Please quote, word for word, the records from the line containing "category-label: Small intestine" up to and including the line containing "bar-segment-positive <box>95 145".
######
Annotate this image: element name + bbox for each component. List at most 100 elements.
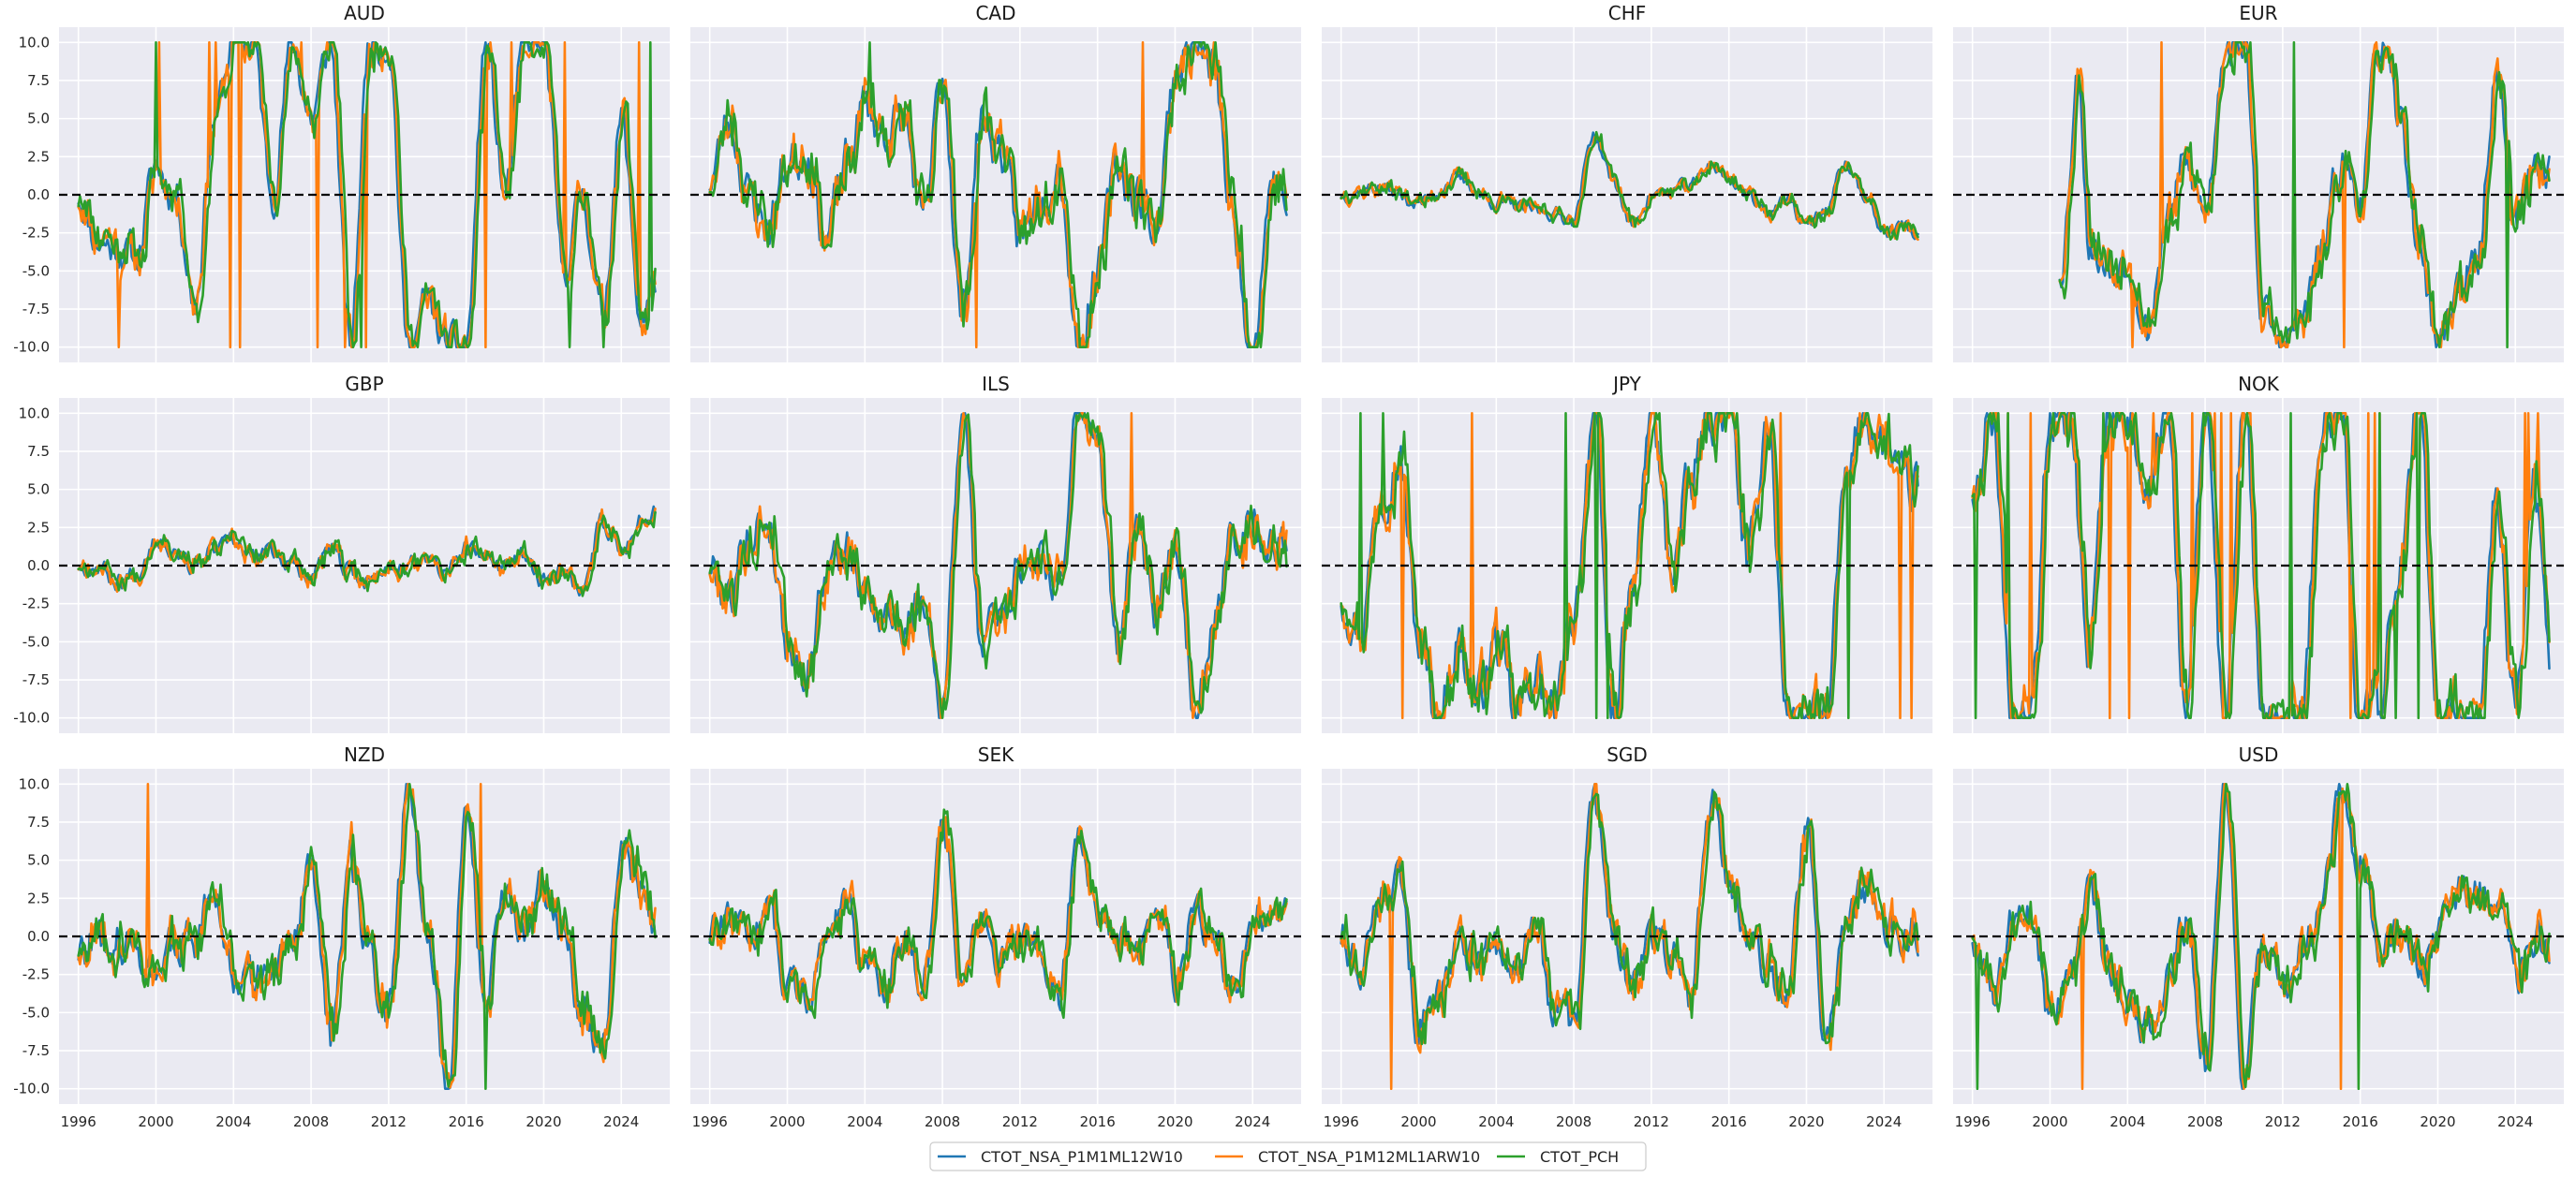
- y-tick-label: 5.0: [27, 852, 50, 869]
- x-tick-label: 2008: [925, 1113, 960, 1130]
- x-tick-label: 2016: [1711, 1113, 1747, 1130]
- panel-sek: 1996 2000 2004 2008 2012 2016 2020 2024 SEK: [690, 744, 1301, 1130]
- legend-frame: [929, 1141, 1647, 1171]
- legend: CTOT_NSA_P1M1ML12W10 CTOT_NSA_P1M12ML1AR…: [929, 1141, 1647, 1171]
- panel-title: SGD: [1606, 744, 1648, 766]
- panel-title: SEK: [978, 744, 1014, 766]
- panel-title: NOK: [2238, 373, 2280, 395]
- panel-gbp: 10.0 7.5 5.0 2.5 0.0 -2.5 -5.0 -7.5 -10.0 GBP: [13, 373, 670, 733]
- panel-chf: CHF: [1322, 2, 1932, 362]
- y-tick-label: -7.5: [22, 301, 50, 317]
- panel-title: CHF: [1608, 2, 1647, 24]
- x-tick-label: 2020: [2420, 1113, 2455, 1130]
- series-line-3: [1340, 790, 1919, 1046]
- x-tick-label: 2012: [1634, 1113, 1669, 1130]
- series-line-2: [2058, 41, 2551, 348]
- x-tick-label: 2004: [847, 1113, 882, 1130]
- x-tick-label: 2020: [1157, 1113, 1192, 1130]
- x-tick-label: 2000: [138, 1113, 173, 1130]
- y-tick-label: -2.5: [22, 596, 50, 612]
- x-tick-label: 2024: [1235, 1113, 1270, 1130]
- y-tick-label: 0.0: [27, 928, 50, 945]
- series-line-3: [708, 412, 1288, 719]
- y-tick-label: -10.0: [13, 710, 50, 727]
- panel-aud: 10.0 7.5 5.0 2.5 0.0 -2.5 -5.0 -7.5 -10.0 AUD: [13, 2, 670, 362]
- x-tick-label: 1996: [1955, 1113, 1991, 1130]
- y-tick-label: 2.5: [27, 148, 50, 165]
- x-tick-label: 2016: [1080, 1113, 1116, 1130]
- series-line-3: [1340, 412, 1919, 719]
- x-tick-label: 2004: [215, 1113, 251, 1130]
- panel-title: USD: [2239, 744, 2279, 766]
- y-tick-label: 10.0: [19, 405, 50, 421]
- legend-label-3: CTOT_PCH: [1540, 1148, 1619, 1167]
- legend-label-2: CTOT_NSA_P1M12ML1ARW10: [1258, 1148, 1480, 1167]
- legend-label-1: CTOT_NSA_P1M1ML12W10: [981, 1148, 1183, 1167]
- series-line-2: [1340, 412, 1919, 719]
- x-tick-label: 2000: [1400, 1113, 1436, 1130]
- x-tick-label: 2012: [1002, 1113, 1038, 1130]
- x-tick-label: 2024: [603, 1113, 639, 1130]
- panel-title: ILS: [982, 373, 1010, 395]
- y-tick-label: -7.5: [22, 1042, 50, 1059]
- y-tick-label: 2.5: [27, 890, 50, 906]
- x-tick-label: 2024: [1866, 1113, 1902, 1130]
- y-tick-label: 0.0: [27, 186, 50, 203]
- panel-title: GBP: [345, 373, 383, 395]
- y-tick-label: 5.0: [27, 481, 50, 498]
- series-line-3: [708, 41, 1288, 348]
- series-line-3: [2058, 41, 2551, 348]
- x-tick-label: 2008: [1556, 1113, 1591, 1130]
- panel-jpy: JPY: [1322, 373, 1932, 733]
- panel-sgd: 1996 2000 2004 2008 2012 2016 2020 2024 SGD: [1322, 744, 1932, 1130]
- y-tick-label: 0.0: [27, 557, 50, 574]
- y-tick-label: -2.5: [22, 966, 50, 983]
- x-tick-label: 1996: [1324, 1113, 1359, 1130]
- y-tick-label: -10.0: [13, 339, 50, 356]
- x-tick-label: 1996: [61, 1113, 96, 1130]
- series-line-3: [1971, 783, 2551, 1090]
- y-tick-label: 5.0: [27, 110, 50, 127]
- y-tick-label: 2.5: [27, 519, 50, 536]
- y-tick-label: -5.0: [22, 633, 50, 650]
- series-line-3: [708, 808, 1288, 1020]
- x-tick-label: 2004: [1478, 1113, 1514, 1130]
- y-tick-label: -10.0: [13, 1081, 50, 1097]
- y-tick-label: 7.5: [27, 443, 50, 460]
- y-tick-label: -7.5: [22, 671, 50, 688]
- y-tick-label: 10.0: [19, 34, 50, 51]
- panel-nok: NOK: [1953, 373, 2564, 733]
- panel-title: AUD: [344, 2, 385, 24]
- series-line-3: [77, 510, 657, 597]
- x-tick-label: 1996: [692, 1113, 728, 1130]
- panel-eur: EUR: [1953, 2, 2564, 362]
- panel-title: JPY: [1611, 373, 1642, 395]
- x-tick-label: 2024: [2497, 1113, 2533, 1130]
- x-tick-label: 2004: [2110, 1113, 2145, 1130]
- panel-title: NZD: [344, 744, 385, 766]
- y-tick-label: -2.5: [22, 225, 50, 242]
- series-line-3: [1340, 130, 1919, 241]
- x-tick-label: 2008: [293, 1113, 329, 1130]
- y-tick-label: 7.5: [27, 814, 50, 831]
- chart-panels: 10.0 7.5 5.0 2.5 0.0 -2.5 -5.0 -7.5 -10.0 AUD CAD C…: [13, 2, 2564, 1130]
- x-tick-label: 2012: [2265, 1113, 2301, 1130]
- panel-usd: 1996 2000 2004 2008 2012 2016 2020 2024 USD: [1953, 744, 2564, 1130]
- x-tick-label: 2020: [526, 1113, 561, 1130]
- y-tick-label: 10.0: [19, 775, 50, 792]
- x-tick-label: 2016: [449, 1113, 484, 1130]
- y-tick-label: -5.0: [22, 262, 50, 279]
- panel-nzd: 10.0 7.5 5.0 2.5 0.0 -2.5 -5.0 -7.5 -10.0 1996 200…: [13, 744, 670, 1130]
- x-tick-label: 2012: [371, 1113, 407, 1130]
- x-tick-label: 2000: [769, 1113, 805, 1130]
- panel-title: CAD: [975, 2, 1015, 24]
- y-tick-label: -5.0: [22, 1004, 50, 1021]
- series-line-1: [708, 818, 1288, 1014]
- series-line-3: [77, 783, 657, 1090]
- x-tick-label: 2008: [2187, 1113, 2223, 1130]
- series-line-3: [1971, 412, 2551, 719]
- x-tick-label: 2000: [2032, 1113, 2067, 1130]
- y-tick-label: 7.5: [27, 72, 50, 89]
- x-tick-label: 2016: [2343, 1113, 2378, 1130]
######
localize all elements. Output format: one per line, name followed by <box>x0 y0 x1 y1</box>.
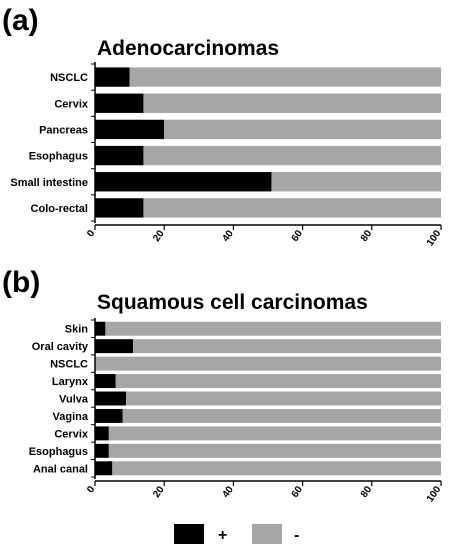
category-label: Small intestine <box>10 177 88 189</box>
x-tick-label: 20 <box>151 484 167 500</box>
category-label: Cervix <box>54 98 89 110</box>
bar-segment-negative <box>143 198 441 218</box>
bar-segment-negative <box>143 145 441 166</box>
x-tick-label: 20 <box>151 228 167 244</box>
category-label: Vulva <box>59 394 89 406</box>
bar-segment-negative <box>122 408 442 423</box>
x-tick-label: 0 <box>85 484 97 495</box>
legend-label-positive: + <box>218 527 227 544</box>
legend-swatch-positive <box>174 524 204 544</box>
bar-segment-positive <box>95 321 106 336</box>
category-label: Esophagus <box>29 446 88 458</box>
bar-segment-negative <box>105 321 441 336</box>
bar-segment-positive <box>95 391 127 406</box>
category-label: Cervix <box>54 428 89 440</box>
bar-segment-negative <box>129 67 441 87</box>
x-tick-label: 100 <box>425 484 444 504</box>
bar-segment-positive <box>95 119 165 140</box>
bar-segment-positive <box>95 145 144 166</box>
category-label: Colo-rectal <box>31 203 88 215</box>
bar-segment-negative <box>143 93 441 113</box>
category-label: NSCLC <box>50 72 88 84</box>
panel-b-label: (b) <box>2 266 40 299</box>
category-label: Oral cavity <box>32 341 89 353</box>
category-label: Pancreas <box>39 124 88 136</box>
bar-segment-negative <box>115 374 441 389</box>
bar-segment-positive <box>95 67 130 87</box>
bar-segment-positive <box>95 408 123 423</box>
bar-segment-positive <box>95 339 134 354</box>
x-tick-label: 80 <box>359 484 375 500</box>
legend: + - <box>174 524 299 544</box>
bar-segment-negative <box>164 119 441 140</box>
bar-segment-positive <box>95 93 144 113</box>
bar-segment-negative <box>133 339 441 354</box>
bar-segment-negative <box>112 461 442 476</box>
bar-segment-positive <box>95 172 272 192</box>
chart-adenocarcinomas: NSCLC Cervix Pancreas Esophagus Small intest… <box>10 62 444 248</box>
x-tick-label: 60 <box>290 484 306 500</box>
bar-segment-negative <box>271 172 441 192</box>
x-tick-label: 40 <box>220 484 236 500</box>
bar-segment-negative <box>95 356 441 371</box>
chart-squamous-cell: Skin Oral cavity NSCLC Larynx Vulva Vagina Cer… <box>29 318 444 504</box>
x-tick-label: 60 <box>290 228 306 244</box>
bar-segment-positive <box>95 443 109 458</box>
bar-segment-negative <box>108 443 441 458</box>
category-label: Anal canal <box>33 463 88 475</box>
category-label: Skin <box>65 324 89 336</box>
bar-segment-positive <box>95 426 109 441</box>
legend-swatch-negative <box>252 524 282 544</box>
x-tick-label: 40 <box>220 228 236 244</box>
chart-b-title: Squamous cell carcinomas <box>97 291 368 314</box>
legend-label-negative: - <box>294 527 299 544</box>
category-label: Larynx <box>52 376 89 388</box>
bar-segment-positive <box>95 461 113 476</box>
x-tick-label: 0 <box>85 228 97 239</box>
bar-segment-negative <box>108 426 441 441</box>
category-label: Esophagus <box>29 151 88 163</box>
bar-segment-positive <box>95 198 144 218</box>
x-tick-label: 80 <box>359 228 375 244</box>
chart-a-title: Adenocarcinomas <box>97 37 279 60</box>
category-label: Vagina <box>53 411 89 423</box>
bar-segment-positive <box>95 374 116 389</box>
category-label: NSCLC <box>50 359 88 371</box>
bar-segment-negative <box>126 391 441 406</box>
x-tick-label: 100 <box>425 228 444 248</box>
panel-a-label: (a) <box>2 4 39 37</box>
######
● The reply
category-label: Small intestine <box>10 177 88 189</box>
x-tick-label: 20 <box>151 484 167 500</box>
category-label: Cervix <box>54 98 89 110</box>
bar-segment-negative <box>143 198 441 218</box>
bar-segment-negative <box>143 145 441 166</box>
x-tick-label: 20 <box>151 228 167 244</box>
category-label: Vulva <box>59 394 89 406</box>
bar-segment-negative <box>122 408 442 423</box>
x-tick-label: 0 <box>85 484 97 495</box>
legend-label-positive: + <box>218 527 227 544</box>
legend-swatch-positive <box>174 524 204 544</box>
bar-segment-positive <box>95 321 106 336</box>
category-label: Esophagus <box>29 446 88 458</box>
bar-segment-negative <box>105 321 441 336</box>
bar-segment-positive <box>95 391 127 406</box>
category-label: Cervix <box>54 428 89 440</box>
bar-segment-negative <box>129 67 441 87</box>
x-tick-label: 100 <box>425 484 444 504</box>
bar-segment-positive <box>95 119 165 140</box>
bar-segment-positive <box>95 145 144 166</box>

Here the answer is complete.